> **EXTRAIT À LIRE**
"je ne crois pas du tout que la part de subjectivité qu’il existe dans la caractérisation des idéologies soit identique à celle qui existe dans la pratique médicale, il y’a selon moi un gouffre qui rend la comparaison difficilement acceptable."
Il y a au contraire pour moi une analogie très fluide entre les deux questions, qui est fort éclairante. C’est dommage que vous ne la perceviez pas.
"Mais sur le plan biologique, l’acquisition des connaissances nous permet de dire comment fonctionnent la plupart des organes et des systèmes dans les conditions normales. On peut donc observer des dysfonctionnements qui se manifestent par des sémiologies particulières. Comment formuler un fonctionnement normal ou sain des idéologies de façon un tant soit peu objective ? Je ne vois pas …"

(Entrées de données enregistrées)

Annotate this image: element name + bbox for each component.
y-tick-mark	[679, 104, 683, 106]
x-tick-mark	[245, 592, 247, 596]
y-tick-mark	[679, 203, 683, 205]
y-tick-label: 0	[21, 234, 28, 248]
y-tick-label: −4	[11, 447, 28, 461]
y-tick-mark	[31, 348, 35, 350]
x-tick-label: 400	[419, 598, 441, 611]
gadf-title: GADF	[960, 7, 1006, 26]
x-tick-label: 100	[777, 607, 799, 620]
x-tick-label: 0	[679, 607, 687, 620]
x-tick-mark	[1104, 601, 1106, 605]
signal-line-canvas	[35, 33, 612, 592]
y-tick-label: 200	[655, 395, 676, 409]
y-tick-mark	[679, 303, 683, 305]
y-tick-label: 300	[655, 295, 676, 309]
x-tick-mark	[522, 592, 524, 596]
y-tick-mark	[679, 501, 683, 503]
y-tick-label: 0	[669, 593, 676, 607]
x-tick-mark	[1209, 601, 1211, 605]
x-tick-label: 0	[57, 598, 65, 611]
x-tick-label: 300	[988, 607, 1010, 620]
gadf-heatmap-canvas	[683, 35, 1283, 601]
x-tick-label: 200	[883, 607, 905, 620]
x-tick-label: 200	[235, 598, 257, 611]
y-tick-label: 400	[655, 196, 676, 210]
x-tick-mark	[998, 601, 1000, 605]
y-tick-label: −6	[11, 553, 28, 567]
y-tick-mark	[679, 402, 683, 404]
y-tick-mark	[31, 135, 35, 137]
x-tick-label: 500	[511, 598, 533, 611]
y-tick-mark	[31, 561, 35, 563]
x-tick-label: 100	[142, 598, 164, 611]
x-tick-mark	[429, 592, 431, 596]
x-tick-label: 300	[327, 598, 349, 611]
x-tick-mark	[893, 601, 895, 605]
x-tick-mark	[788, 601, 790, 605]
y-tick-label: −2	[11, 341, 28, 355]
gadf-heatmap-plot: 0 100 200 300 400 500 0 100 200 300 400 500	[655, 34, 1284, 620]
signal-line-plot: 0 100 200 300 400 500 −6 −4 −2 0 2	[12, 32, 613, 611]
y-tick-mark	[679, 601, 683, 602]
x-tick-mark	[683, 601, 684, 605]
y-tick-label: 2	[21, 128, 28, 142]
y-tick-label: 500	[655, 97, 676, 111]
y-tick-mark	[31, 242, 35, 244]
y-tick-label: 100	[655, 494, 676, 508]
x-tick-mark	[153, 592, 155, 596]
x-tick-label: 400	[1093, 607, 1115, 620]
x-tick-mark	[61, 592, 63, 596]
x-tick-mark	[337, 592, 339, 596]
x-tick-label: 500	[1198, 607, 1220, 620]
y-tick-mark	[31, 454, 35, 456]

> **CONSIGNE**
Écrivez la suite de l'extrait sur la comparaison entre idéologies et pratique médicale, à partir de sa dernière phrase. Les enregistrements proviennent d'une autre source.

> **RÉSULTAT**
C’est pourtant un travail qui a été fait par un bon nombre de chercheurs, en particulier les historiens et autres intellectuels qui ont travaillé sur les idéologies "lourdes", celles qui ont produit les grands totalitarismes. Dans un organisme biologique, une anomalie objective se constate par exemple lorsqu’un organe n’accomplit plus sa fonction ou même accomplit une fonction inverse. Dans un organisme social, ce peut être aussi le cas, en application évidente d’un modèle idéologique contenant déjà le germe du désordre. Il existe même des analogies assez évidentes entre certaines pathologies et certaines dérives idéologiques. Certaines idéologies sont glaciales, d’autres sont agitées et inflammatoires, etc. La notion de contradiction interne est souvent présente dans le processus pathologique (les organes ne travaillent plus ensemble mais les uns contre les autres) et on la retrouve dans la contradiction idéologique (par exemple : "le communisme est une théorie qui vise à libérer les masses en asservissant l’individu").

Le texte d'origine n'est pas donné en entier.